### TASK INPUT
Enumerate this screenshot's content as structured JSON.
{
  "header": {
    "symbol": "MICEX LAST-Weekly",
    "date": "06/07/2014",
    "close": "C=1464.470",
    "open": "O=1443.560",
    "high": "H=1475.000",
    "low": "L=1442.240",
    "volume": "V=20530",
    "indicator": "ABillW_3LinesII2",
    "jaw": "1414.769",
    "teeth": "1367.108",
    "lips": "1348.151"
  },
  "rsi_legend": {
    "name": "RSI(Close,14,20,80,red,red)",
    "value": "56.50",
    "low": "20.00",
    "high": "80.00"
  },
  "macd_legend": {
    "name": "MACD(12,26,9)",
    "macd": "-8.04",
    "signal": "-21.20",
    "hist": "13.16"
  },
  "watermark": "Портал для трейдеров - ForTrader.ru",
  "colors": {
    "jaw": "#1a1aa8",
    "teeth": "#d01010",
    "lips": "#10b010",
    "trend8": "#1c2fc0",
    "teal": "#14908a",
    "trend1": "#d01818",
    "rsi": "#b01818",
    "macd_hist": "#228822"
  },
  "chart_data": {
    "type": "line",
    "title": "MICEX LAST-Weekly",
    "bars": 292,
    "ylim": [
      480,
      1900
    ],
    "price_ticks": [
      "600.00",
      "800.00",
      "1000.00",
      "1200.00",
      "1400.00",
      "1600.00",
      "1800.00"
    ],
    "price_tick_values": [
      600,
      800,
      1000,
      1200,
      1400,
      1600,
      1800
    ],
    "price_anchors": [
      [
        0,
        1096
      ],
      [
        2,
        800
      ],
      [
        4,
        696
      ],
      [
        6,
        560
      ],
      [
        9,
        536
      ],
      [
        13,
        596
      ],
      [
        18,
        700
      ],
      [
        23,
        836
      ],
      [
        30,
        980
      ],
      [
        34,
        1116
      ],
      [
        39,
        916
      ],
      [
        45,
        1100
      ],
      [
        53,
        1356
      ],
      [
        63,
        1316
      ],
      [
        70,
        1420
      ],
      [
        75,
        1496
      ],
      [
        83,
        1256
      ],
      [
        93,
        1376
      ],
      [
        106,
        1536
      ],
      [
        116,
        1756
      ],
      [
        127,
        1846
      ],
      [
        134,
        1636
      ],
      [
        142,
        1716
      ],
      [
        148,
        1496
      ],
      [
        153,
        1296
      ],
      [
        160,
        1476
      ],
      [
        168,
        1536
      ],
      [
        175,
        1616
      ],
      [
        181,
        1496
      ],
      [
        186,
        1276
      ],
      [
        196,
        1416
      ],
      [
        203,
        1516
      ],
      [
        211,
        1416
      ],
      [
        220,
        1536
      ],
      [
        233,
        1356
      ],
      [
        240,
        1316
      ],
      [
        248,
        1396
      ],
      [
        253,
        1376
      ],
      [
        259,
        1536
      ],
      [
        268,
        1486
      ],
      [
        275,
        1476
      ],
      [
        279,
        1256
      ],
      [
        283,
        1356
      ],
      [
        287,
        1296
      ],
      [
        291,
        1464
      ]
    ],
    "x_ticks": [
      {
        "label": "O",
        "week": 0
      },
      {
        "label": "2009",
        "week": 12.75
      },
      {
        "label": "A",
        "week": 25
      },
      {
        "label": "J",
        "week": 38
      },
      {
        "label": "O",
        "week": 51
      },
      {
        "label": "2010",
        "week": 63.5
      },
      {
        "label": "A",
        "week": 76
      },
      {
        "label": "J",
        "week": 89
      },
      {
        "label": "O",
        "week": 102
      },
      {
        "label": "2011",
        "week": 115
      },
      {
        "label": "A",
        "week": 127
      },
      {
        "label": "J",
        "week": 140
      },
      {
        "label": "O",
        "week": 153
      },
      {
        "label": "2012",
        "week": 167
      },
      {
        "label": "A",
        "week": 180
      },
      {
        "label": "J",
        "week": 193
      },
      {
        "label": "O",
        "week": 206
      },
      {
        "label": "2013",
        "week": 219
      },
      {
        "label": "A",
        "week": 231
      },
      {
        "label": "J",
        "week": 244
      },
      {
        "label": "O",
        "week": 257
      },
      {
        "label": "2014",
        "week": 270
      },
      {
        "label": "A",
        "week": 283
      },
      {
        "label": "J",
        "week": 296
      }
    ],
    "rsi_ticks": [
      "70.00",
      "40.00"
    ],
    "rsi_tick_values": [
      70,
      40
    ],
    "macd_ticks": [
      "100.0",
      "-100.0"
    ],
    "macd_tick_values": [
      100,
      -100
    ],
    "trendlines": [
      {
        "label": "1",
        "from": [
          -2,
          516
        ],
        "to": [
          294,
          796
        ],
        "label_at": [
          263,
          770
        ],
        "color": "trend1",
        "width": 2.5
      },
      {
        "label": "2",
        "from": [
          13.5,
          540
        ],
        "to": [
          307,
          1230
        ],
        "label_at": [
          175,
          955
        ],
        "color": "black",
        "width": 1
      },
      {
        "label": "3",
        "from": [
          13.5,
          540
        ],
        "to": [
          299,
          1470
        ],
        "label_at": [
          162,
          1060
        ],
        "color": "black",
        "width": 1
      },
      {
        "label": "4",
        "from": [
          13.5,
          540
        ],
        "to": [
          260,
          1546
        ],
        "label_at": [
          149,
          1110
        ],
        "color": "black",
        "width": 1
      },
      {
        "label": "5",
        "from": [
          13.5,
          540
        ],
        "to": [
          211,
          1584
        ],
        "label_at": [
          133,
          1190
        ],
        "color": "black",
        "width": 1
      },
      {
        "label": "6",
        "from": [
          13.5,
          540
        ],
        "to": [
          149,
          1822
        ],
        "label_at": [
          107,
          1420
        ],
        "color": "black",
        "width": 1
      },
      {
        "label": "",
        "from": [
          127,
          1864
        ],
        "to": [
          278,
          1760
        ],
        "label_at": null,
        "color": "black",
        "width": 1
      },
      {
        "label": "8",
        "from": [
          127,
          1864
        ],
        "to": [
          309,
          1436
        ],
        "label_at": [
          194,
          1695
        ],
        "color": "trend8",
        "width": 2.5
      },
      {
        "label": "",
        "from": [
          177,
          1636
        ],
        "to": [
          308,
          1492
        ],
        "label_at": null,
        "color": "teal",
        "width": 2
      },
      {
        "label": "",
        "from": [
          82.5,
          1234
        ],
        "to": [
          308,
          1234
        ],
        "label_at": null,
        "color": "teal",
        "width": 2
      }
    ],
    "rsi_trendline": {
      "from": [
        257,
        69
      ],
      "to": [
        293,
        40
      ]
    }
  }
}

### THE TASK
Identify each line in the records above that contains the word "LAST", and copy it out in full.

### EXERCISE OUTPUT
    "symbol": "MICEX LAST-Weekly",
    "title": "MICEX LAST-Weekly",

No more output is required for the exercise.